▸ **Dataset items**

==*==

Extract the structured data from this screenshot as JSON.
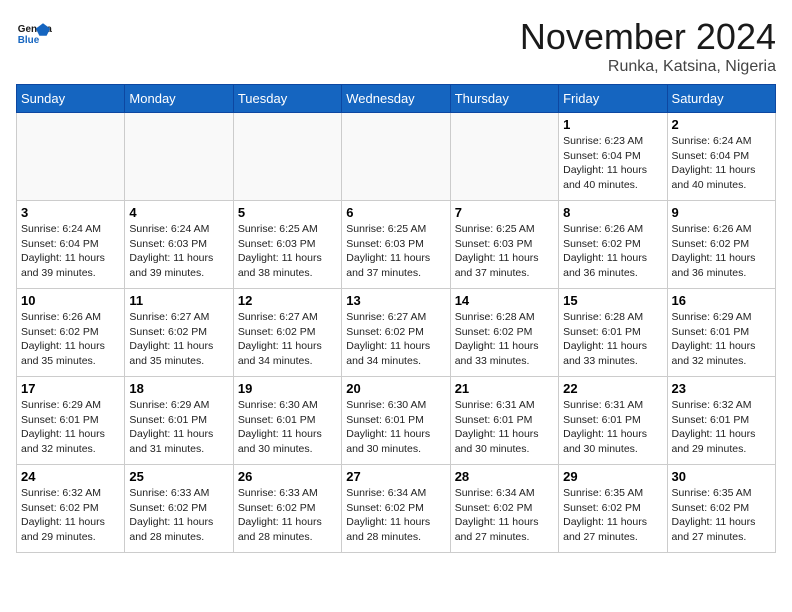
{
  "header": {
    "logo_line1": "General",
    "logo_line2": "Blue",
    "month_title": "November 2024",
    "subtitle": "Runka, Katsina, Nigeria"
  },
  "weekdays": [
    "Sunday",
    "Monday",
    "Tuesday",
    "Wednesday",
    "Thursday",
    "Friday",
    "Saturday"
  ],
  "weeks": [
    [
      {
        "day": "",
        "info": ""
      },
      {
        "day": "",
        "info": ""
      },
      {
        "day": "",
        "info": ""
      },
      {
        "day": "",
        "info": ""
      },
      {
        "day": "",
        "info": ""
      },
      {
        "day": "1",
        "info": "Sunrise: 6:23 AM\nSunset: 6:04 PM\nDaylight: 11 hours\nand 40 minutes."
      },
      {
        "day": "2",
        "info": "Sunrise: 6:24 AM\nSunset: 6:04 PM\nDaylight: 11 hours\nand 40 minutes."
      }
    ],
    [
      {
        "day": "3",
        "info": "Sunrise: 6:24 AM\nSunset: 6:04 PM\nDaylight: 11 hours\nand 39 minutes."
      },
      {
        "day": "4",
        "info": "Sunrise: 6:24 AM\nSunset: 6:03 PM\nDaylight: 11 hours\nand 39 minutes."
      },
      {
        "day": "5",
        "info": "Sunrise: 6:25 AM\nSunset: 6:03 PM\nDaylight: 11 hours\nand 38 minutes."
      },
      {
        "day": "6",
        "info": "Sunrise: 6:25 AM\nSunset: 6:03 PM\nDaylight: 11 hours\nand 37 minutes."
      },
      {
        "day": "7",
        "info": "Sunrise: 6:25 AM\nSunset: 6:03 PM\nDaylight: 11 hours\nand 37 minutes."
      },
      {
        "day": "8",
        "info": "Sunrise: 6:26 AM\nSunset: 6:02 PM\nDaylight: 11 hours\nand 36 minutes."
      },
      {
        "day": "9",
        "info": "Sunrise: 6:26 AM\nSunset: 6:02 PM\nDaylight: 11 hours\nand 36 minutes."
      }
    ],
    [
      {
        "day": "10",
        "info": "Sunrise: 6:26 AM\nSunset: 6:02 PM\nDaylight: 11 hours\nand 35 minutes."
      },
      {
        "day": "11",
        "info": "Sunrise: 6:27 AM\nSunset: 6:02 PM\nDaylight: 11 hours\nand 35 minutes."
      },
      {
        "day": "12",
        "info": "Sunrise: 6:27 AM\nSunset: 6:02 PM\nDaylight: 11 hours\nand 34 minutes."
      },
      {
        "day": "13",
        "info": "Sunrise: 6:27 AM\nSunset: 6:02 PM\nDaylight: 11 hours\nand 34 minutes."
      },
      {
        "day": "14",
        "info": "Sunrise: 6:28 AM\nSunset: 6:02 PM\nDaylight: 11 hours\nand 33 minutes."
      },
      {
        "day": "15",
        "info": "Sunrise: 6:28 AM\nSunset: 6:01 PM\nDaylight: 11 hours\nand 33 minutes."
      },
      {
        "day": "16",
        "info": "Sunrise: 6:29 AM\nSunset: 6:01 PM\nDaylight: 11 hours\nand 32 minutes."
      }
    ],
    [
      {
        "day": "17",
        "info": "Sunrise: 6:29 AM\nSunset: 6:01 PM\nDaylight: 11 hours\nand 32 minutes."
      },
      {
        "day": "18",
        "info": "Sunrise: 6:29 AM\nSunset: 6:01 PM\nDaylight: 11 hours\nand 31 minutes."
      },
      {
        "day": "19",
        "info": "Sunrise: 6:30 AM\nSunset: 6:01 PM\nDaylight: 11 hours\nand 30 minutes."
      },
      {
        "day": "20",
        "info": "Sunrise: 6:30 AM\nSunset: 6:01 PM\nDaylight: 11 hours\nand 30 minutes."
      },
      {
        "day": "21",
        "info": "Sunrise: 6:31 AM\nSunset: 6:01 PM\nDaylight: 11 hours\nand 30 minutes."
      },
      {
        "day": "22",
        "info": "Sunrise: 6:31 AM\nSunset: 6:01 PM\nDaylight: 11 hours\nand 30 minutes."
      },
      {
        "day": "23",
        "info": "Sunrise: 6:32 AM\nSunset: 6:01 PM\nDaylight: 11 hours\nand 29 minutes."
      }
    ],
    [
      {
        "day": "24",
        "info": "Sunrise: 6:32 AM\nSunset: 6:02 PM\nDaylight: 11 hours\nand 29 minutes."
      },
      {
        "day": "25",
        "info": "Sunrise: 6:33 AM\nSunset: 6:02 PM\nDaylight: 11 hours\nand 28 minutes."
      },
      {
        "day": "26",
        "info": "Sunrise: 6:33 AM\nSunset: 6:02 PM\nDaylight: 11 hours\nand 28 minutes."
      },
      {
        "day": "27",
        "info": "Sunrise: 6:34 AM\nSunset: 6:02 PM\nDaylight: 11 hours\nand 28 minutes."
      },
      {
        "day": "28",
        "info": "Sunrise: 6:34 AM\nSunset: 6:02 PM\nDaylight: 11 hours\nand 27 minutes."
      },
      {
        "day": "29",
        "info": "Sunrise: 6:35 AM\nSunset: 6:02 PM\nDaylight: 11 hours\nand 27 minutes."
      },
      {
        "day": "30",
        "info": "Sunrise: 6:35 AM\nSunset: 6:02 PM\nDaylight: 11 hours\nand 27 minutes."
      }
    ]
  ]
}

==*==

▸ **DESCRIPTION OF THE TASK**
Could you reproduce every record above exactly, leaving out the pictures?

▸ **OUTPUT FOR THIS EXERCISE**
Extract the structured data from this screenshot as JSON.
{
  "header": {
    "logo_line1": "General",
    "logo_line2": "Blue",
    "month_title": "November 2024",
    "subtitle": "Runka, Katsina, Nigeria"
  },
  "weekdays": [
    "Sunday",
    "Monday",
    "Tuesday",
    "Wednesday",
    "Thursday",
    "Friday",
    "Saturday"
  ],
  "weeks": [
    [
      {
        "day": "",
        "info": ""
      },
      {
        "day": "",
        "info": ""
      },
      {
        "day": "",
        "info": ""
      },
      {
        "day": "",
        "info": ""
      },
      {
        "day": "",
        "info": ""
      },
      {
        "day": "1",
        "info": "Sunrise: 6:23 AM\nSunset: 6:04 PM\nDaylight: 11 hours\nand 40 minutes."
      },
      {
        "day": "2",
        "info": "Sunrise: 6:24 AM\nSunset: 6:04 PM\nDaylight: 11 hours\nand 40 minutes."
      }
    ],
    [
      {
        "day": "3",
        "info": "Sunrise: 6:24 AM\nSunset: 6:04 PM\nDaylight: 11 hours\nand 39 minutes."
      },
      {
        "day": "4",
        "info": "Sunrise: 6:24 AM\nSunset: 6:03 PM\nDaylight: 11 hours\nand 39 minutes."
      },
      {
        "day": "5",
        "info": "Sunrise: 6:25 AM\nSunset: 6:03 PM\nDaylight: 11 hours\nand 38 minutes."
      },
      {
        "day": "6",
        "info": "Sunrise: 6:25 AM\nSunset: 6:03 PM\nDaylight: 11 hours\nand 37 minutes."
      },
      {
        "day": "7",
        "info": "Sunrise: 6:25 AM\nSunset: 6:03 PM\nDaylight: 11 hours\nand 37 minutes."
      },
      {
        "day": "8",
        "info": "Sunrise: 6:26 AM\nSunset: 6:02 PM\nDaylight: 11 hours\nand 36 minutes."
      },
      {
        "day": "9",
        "info": "Sunrise: 6:26 AM\nSunset: 6:02 PM\nDaylight: 11 hours\nand 36 minutes."
      }
    ],
    [
      {
        "day": "10",
        "info": "Sunrise: 6:26 AM\nSunset: 6:02 PM\nDaylight: 11 hours\nand 35 minutes."
      },
      {
        "day": "11",
        "info": "Sunrise: 6:27 AM\nSunset: 6:02 PM\nDaylight: 11 hours\nand 35 minutes."
      },
      {
        "day": "12",
        "info": "Sunrise: 6:27 AM\nSunset: 6:02 PM\nDaylight: 11 hours\nand 34 minutes."
      },
      {
        "day": "13",
        "info": "Sunrise: 6:27 AM\nSunset: 6:02 PM\nDaylight: 11 hours\nand 34 minutes."
      },
      {
        "day": "14",
        "info": "Sunrise: 6:28 AM\nSunset: 6:02 PM\nDaylight: 11 hours\nand 33 minutes."
      },
      {
        "day": "15",
        "info": "Sunrise: 6:28 AM\nSunset: 6:01 PM\nDaylight: 11 hours\nand 33 minutes."
      },
      {
        "day": "16",
        "info": "Sunrise: 6:29 AM\nSunset: 6:01 PM\nDaylight: 11 hours\nand 32 minutes."
      }
    ],
    [
      {
        "day": "17",
        "info": "Sunrise: 6:29 AM\nSunset: 6:01 PM\nDaylight: 11 hours\nand 32 minutes."
      },
      {
        "day": "18",
        "info": "Sunrise: 6:29 AM\nSunset: 6:01 PM\nDaylight: 11 hours\nand 31 minutes."
      },
      {
        "day": "19",
        "info": "Sunrise: 6:30 AM\nSunset: 6:01 PM\nDaylight: 11 hours\nand 30 minutes."
      },
      {
        "day": "20",
        "info": "Sunrise: 6:30 AM\nSunset: 6:01 PM\nDaylight: 11 hours\nand 30 minutes."
      },
      {
        "day": "21",
        "info": "Sunrise: 6:31 AM\nSunset: 6:01 PM\nDaylight: 11 hours\nand 30 minutes."
      },
      {
        "day": "22",
        "info": "Sunrise: 6:31 AM\nSunset: 6:01 PM\nDaylight: 11 hours\nand 30 minutes."
      },
      {
        "day": "23",
        "info": "Sunrise: 6:32 AM\nSunset: 6:01 PM\nDaylight: 11 hours\nand 29 minutes."
      }
    ],
    [
      {
        "day": "24",
        "info": "Sunrise: 6:32 AM\nSunset: 6:02 PM\nDaylight: 11 hours\nand 29 minutes."
      },
      {
        "day": "25",
        "info": "Sunrise: 6:33 AM\nSunset: 6:02 PM\nDaylight: 11 hours\nand 28 minutes."
      },
      {
        "day": "26",
        "info": "Sunrise: 6:33 AM\nSunset: 6:02 PM\nDaylight: 11 hours\nand 28 minutes."
      },
      {
        "day": "27",
        "info": "Sunrise: 6:34 AM\nSunset: 6:02 PM\nDaylight: 11 hours\nand 28 minutes."
      },
      {
        "day": "28",
        "info": "Sunrise: 6:34 AM\nSunset: 6:02 PM\nDaylight: 11 hours\nand 27 minutes."
      },
      {
        "day": "29",
        "info": "Sunrise: 6:35 AM\nSunset: 6:02 PM\nDaylight: 11 hours\nand 27 minutes."
      },
      {
        "day": "30",
        "info": "Sunrise: 6:35 AM\nSunset: 6:02 PM\nDaylight: 11 hours\nand 27 minutes."
      }
    ]
  ]
}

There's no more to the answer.